About this task »
The entries below are to be reproduced exactly, with their pictures omitted.

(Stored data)

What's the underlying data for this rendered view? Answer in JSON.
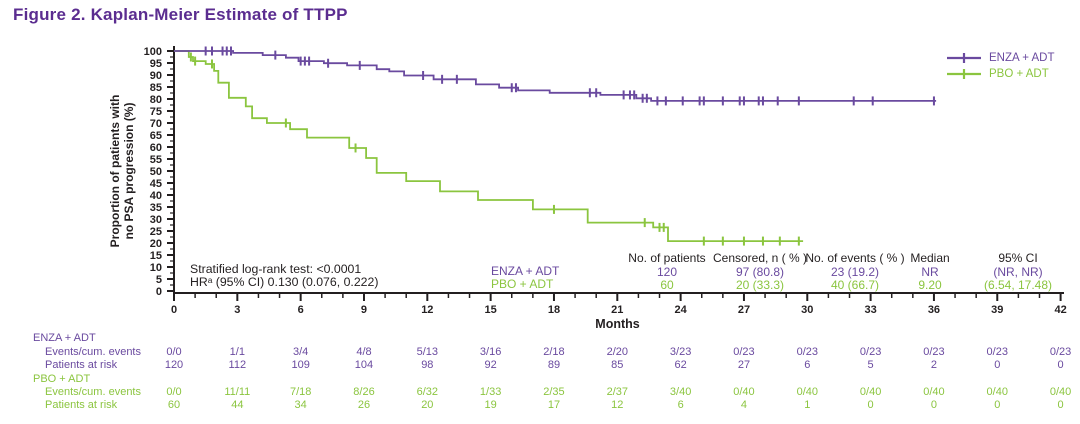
{
  "figure": {
    "title": "Figure 2. Kaplan-Meier Estimate of TTPP"
  },
  "colors": {
    "purple": "#6a4a9f",
    "green": "#8bc53f",
    "title_purple": "#5b2d90",
    "ink": "#231f20"
  },
  "chart_data": {
    "type": "line",
    "subtype": "kaplan-meier-step",
    "xlabel": "Months",
    "ylabel_lines": [
      "Proportion of patients with",
      "no PSA progression (%)"
    ],
    "xlim": [
      0,
      42
    ],
    "x_major_tick": 3,
    "x_minor_tick": 1,
    "ylim": [
      0,
      100
    ],
    "y_major_tick": 5,
    "y_minor_tick": 2.5,
    "grid": false,
    "legend_position": "top-right",
    "legend": [
      {
        "name": "ENZA + ADT",
        "color": "#6a4a9f"
      },
      {
        "name": "PBO + ADT",
        "color": "#8bc53f"
      }
    ],
    "series": [
      {
        "name": "ENZA + ADT",
        "color": "#6a4a9f",
        "steps": [
          [
            0,
            100
          ],
          [
            2.8,
            99.2
          ],
          [
            4.2,
            98.3
          ],
          [
            5.3,
            97.2
          ],
          [
            5.9,
            95.8
          ],
          [
            7.1,
            94.9
          ],
          [
            8.2,
            94.0
          ],
          [
            9.6,
            92.4
          ],
          [
            10.2,
            91.5
          ],
          [
            10.9,
            89.8
          ],
          [
            12.3,
            88.2
          ],
          [
            14.3,
            86.1
          ],
          [
            15.4,
            84.7
          ],
          [
            16.3,
            83.6
          ],
          [
            17.8,
            82.6
          ],
          [
            20.2,
            81.7
          ],
          [
            21.9,
            80.3
          ],
          [
            22.6,
            79.2
          ]
        ],
        "end_month": 36.1,
        "censor_months": [
          1.5,
          1.8,
          2.3,
          2.5,
          2.7,
          4.8,
          6.0,
          6.2,
          6.4,
          7.3,
          8.8,
          11.8,
          12.7,
          13.4,
          16.0,
          16.2,
          19.7,
          20.0,
          21.3,
          21.6,
          21.8,
          22.2,
          22.4,
          22.9,
          23.3,
          24.1,
          24.9,
          25.1,
          26.0,
          26.8,
          27.0,
          27.7,
          27.9,
          28.6,
          29.6,
          32.2,
          33.1,
          36.0
        ]
      },
      {
        "name": "PBO + ADT",
        "color": "#8bc53f",
        "steps": [
          [
            0,
            100
          ],
          [
            0.7,
            97.5
          ],
          [
            0.9,
            95.8
          ],
          [
            1.5,
            94.6
          ],
          [
            1.9,
            91.7
          ],
          [
            2.1,
            86.8
          ],
          [
            2.6,
            80.5
          ],
          [
            3.4,
            76.9
          ],
          [
            3.7,
            72.0
          ],
          [
            4.4,
            70.0
          ],
          [
            5.5,
            67.4
          ],
          [
            6.3,
            63.9
          ],
          [
            8.3,
            59.6
          ],
          [
            9.1,
            55.4
          ],
          [
            9.6,
            49.2
          ],
          [
            11.0,
            45.8
          ],
          [
            12.6,
            41.5
          ],
          [
            14.4,
            37.9
          ],
          [
            17.0,
            34.0
          ],
          [
            19.6,
            28.5
          ],
          [
            22.7,
            26.5
          ],
          [
            23.4,
            20.8
          ]
        ],
        "end_month": 29.8,
        "censor_months": [
          0.8,
          1.0,
          1.8,
          5.3,
          8.6,
          18.0,
          22.3,
          23.0,
          23.2,
          25.1,
          26.0,
          27.0,
          27.9,
          28.7,
          29.6
        ]
      }
    ],
    "annotations": {
      "logrank": "Stratified log-rank test: <0.0001",
      "hr": "HRᵃ (95% CI) 0.130 (0.076, 0.222)"
    }
  },
  "stats_table": {
    "headers": [
      "No. of patients",
      "Censored, n ( % )",
      "No. of events ( % )",
      "Median",
      "95% CI"
    ],
    "rows": [
      {
        "label": "ENZA + ADT",
        "values": [
          "120",
          "97 (80.8)",
          "23 (19.2)",
          "NR",
          "(NR, NR)"
        ]
      },
      {
        "label": "PBO + ADT",
        "values": [
          "60",
          "20 (33.3)",
          "40 (66.7)",
          "9.20",
          "(6.54, 17.48)"
        ]
      }
    ]
  },
  "risk_table": {
    "groups": [
      {
        "label": "ENZA + ADT",
        "rows": [
          {
            "label": "Events/cum. events",
            "values": [
              "0/0",
              "1/1",
              "3/4",
              "4/8",
              "5/13",
              "3/16",
              "2/18",
              "2/20",
              "3/23",
              "0/23",
              "0/23",
              "0/23",
              "0/23",
              "0/23",
              "0/23"
            ]
          },
          {
            "label": "Patients at risk",
            "values": [
              "120",
              "112",
              "109",
              "104",
              "98",
              "92",
              "89",
              "85",
              "62",
              "27",
              "6",
              "5",
              "2",
              "0",
              "0"
            ]
          }
        ]
      },
      {
        "label": "PBO + ADT",
        "rows": [
          {
            "label": "Events/cum. events",
            "values": [
              "0/0",
              "11/11",
              "7/18",
              "8/26",
              "6/32",
              "1/33",
              "2/35",
              "2/37",
              "3/40",
              "0/40",
              "0/40",
              "0/40",
              "0/40",
              "0/40",
              "0/40"
            ]
          },
          {
            "label": "Patients at risk",
            "values": [
              "60",
              "44",
              "34",
              "26",
              "20",
              "19",
              "17",
              "12",
              "6",
              "4",
              "1",
              "0",
              "0",
              "0",
              "0"
            ]
          }
        ]
      }
    ]
  }
}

Written solution »
What's the underlying data for this rendered view? Answer in JSON.
{
  "figure": {
    "title": "Figure 2. Kaplan-Meier Estimate of TTPP"
  },
  "colors": {
    "purple": "#6a4a9f",
    "green": "#8bc53f",
    "title_purple": "#5b2d90",
    "ink": "#231f20"
  },
  "chart_data": {
    "type": "line",
    "subtype": "kaplan-meier-step",
    "xlabel": "Months",
    "ylabel_lines": [
      "Proportion of patients with",
      "no PSA progression (%)"
    ],
    "xlim": [
      0,
      42
    ],
    "x_major_tick": 3,
    "x_minor_tick": 1,
    "ylim": [
      0,
      100
    ],
    "y_major_tick": 5,
    "y_minor_tick": 2.5,
    "grid": false,
    "legend_position": "top-right",
    "legend": [
      {
        "name": "ENZA + ADT",
        "color": "#6a4a9f"
      },
      {
        "name": "PBO + ADT",
        "color": "#8bc53f"
      }
    ],
    "series": [
      {
        "name": "ENZA + ADT",
        "color": "#6a4a9f",
        "steps": [
          [
            0,
            100
          ],
          [
            2.8,
            99.2
          ],
          [
            4.2,
            98.3
          ],
          [
            5.3,
            97.2
          ],
          [
            5.9,
            95.8
          ],
          [
            7.1,
            94.9
          ],
          [
            8.2,
            94.0
          ],
          [
            9.6,
            92.4
          ],
          [
            10.2,
            91.5
          ],
          [
            10.9,
            89.8
          ],
          [
            12.3,
            88.2
          ],
          [
            14.3,
            86.1
          ],
          [
            15.4,
            84.7
          ],
          [
            16.3,
            83.6
          ],
          [
            17.8,
            82.6
          ],
          [
            20.2,
            81.7
          ],
          [
            21.9,
            80.3
          ],
          [
            22.6,
            79.2
          ]
        ],
        "end_month": 36.1,
        "censor_months": [
          1.5,
          1.8,
          2.3,
          2.5,
          2.7,
          4.8,
          6.0,
          6.2,
          6.4,
          7.3,
          8.8,
          11.8,
          12.7,
          13.4,
          16.0,
          16.2,
          19.7,
          20.0,
          21.3,
          21.6,
          21.8,
          22.2,
          22.4,
          22.9,
          23.3,
          24.1,
          24.9,
          25.1,
          26.0,
          26.8,
          27.0,
          27.7,
          27.9,
          28.6,
          29.6,
          32.2,
          33.1,
          36.0
        ]
      },
      {
        "name": "PBO + ADT",
        "color": "#8bc53f",
        "steps": [
          [
            0,
            100
          ],
          [
            0.7,
            97.5
          ],
          [
            0.9,
            95.8
          ],
          [
            1.5,
            94.6
          ],
          [
            1.9,
            91.7
          ],
          [
            2.1,
            86.8
          ],
          [
            2.6,
            80.5
          ],
          [
            3.4,
            76.9
          ],
          [
            3.7,
            72.0
          ],
          [
            4.4,
            70.0
          ],
          [
            5.5,
            67.4
          ],
          [
            6.3,
            63.9
          ],
          [
            8.3,
            59.6
          ],
          [
            9.1,
            55.4
          ],
          [
            9.6,
            49.2
          ],
          [
            11.0,
            45.8
          ],
          [
            12.6,
            41.5
          ],
          [
            14.4,
            37.9
          ],
          [
            17.0,
            34.0
          ],
          [
            19.6,
            28.5
          ],
          [
            22.7,
            26.5
          ],
          [
            23.4,
            20.8
          ]
        ],
        "end_month": 29.8,
        "censor_months": [
          0.8,
          1.0,
          1.8,
          5.3,
          8.6,
          18.0,
          22.3,
          23.0,
          23.2,
          25.1,
          26.0,
          27.0,
          27.9,
          28.7,
          29.6
        ]
      }
    ],
    "annotations": {
      "logrank": "Stratified log-rank test: <0.0001",
      "hr": "HRᵃ (95% CI) 0.130 (0.076, 0.222)"
    }
  },
  "stats_table": {
    "headers": [
      "No. of patients",
      "Censored, n ( % )",
      "No. of events ( % )",
      "Median",
      "95% CI"
    ],
    "rows": [
      {
        "label": "ENZA + ADT",
        "values": [
          "120",
          "97 (80.8)",
          "23 (19.2)",
          "NR",
          "(NR, NR)"
        ]
      },
      {
        "label": "PBO + ADT",
        "values": [
          "60",
          "20 (33.3)",
          "40 (66.7)",
          "9.20",
          "(6.54, 17.48)"
        ]
      }
    ]
  },
  "risk_table": {
    "groups": [
      {
        "label": "ENZA + ADT",
        "rows": [
          {
            "label": "Events/cum. events",
            "values": [
              "0/0",
              "1/1",
              "3/4",
              "4/8",
              "5/13",
              "3/16",
              "2/18",
              "2/20",
              "3/23",
              "0/23",
              "0/23",
              "0/23",
              "0/23",
              "0/23",
              "0/23"
            ]
          },
          {
            "label": "Patients at risk",
            "values": [
              "120",
              "112",
              "109",
              "104",
              "98",
              "92",
              "89",
              "85",
              "62",
              "27",
              "6",
              "5",
              "2",
              "0",
              "0"
            ]
          }
        ]
      },
      {
        "label": "PBO + ADT",
        "rows": [
          {
            "label": "Events/cum. events",
            "values": [
              "0/0",
              "11/11",
              "7/18",
              "8/26",
              "6/32",
              "1/33",
              "2/35",
              "2/37",
              "3/40",
              "0/40",
              "0/40",
              "0/40",
              "0/40",
              "0/40",
              "0/40"
            ]
          },
          {
            "label": "Patients at risk",
            "values": [
              "60",
              "44",
              "34",
              "26",
              "20",
              "19",
              "17",
              "12",
              "6",
              "4",
              "1",
              "0",
              "0",
              "0",
              "0"
            ]
          }
        ]
      }
    ]
  }
}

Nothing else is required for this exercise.